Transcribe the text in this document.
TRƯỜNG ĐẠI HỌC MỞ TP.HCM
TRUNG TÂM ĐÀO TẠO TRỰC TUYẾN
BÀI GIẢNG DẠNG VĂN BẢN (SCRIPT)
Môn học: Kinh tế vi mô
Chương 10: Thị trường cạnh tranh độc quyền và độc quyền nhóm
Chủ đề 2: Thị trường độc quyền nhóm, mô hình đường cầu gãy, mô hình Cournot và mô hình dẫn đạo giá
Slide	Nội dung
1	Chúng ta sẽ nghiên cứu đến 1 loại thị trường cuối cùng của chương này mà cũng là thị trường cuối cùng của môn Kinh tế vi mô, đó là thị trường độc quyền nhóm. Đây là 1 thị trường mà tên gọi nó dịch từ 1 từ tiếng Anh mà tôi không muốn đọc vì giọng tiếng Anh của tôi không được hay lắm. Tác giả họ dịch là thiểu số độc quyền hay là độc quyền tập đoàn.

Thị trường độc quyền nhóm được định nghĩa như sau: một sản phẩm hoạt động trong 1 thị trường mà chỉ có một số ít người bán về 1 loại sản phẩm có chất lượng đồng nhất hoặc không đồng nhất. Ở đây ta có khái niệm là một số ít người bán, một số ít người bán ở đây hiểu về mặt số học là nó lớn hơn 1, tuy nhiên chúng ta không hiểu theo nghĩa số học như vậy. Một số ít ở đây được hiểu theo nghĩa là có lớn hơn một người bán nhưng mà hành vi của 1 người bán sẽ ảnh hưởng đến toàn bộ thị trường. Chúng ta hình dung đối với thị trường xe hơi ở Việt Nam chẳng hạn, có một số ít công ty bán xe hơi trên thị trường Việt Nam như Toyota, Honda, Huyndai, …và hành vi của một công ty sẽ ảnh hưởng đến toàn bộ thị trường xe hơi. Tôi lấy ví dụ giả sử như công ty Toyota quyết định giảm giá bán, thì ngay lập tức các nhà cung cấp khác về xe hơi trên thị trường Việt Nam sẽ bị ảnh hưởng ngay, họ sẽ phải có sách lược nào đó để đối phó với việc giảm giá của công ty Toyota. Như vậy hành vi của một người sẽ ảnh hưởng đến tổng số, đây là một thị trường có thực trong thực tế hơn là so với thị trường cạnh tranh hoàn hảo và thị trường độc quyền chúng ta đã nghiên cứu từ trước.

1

### Set exercise
Each entry above is to be printed again exactly.

### Response to the exercise
Transcribe the text in this document.
TRƯỜNG ĐẠI HỌC MỞ TP.HCM
TRUNG TÂM ĐÀO TẠO TRỰC TUYẾN
BÀI GIẢNG DẠNG VĂN BẢN (SCRIPT)
Môn học: Kinh tế vi mô
Chương 10: Thị trường cạnh tranh độc quyền và độc quyền nhóm
Chủ đề 2: Thị trường độc quyền nhóm, mô hình đường cầu gãy, mô hình Cournot và mô hình dẫn đạo giá
Slide	Nội dung
1	Chúng ta sẽ nghiên cứu đến 1 loại thị trường cuối cùng của chương này mà cũng là thị trường cuối cùng của môn Kinh tế vi mô, đó là thị trường độc quyền nhóm. Đây là 1 thị trường mà tên gọi nó dịch từ 1 từ tiếng Anh mà tôi không muốn đọc vì giọng tiếng Anh của tôi không được hay lắm. Tác giả họ dịch là thiểu số độc quyền hay là độc quyền tập đoàn.

Thị trường độc quyền nhóm được định nghĩa như sau: một sản phẩm hoạt động trong 1 thị trường mà chỉ có một số ít người bán về 1 loại sản phẩm có chất lượng đồng nhất hoặc không đồng nhất. Ở đây ta có khái niệm là một số ít người bán, một số ít người bán ở đây hiểu về mặt số học là nó lớn hơn 1, tuy nhiên chúng ta không hiểu theo nghĩa số học như vậy. Một số ít ở đây được hiểu theo nghĩa là có lớn hơn một người bán nhưng mà hành vi của 1 người bán sẽ ảnh hưởng đến toàn bộ thị trường. Chúng ta hình dung đối với thị trường xe hơi ở Việt Nam chẳng hạn, có một số ít công ty bán xe hơi trên thị trường Việt Nam như Toyota, Honda, Huyndai, …và hành vi của một công ty sẽ ảnh hưởng đến toàn bộ thị trường xe hơi. Tôi lấy ví dụ giả sử như công ty Toyota quyết định giảm giá bán, thì ngay lập tức các nhà cung cấp khác về xe hơi trên thị trường Việt Nam sẽ bị ảnh hưởng ngay, họ sẽ phải có sách lược nào đó để đối phó với việc giảm giá của công ty Toyota. Như vậy hành vi của một người sẽ ảnh hưởng đến tổng số, đây là một thị trường có thực trong thực tế hơn là so với thị trường cạnh tranh hoàn hảo và thị trường độc quyền chúng ta đã nghiên cứu từ trước.

1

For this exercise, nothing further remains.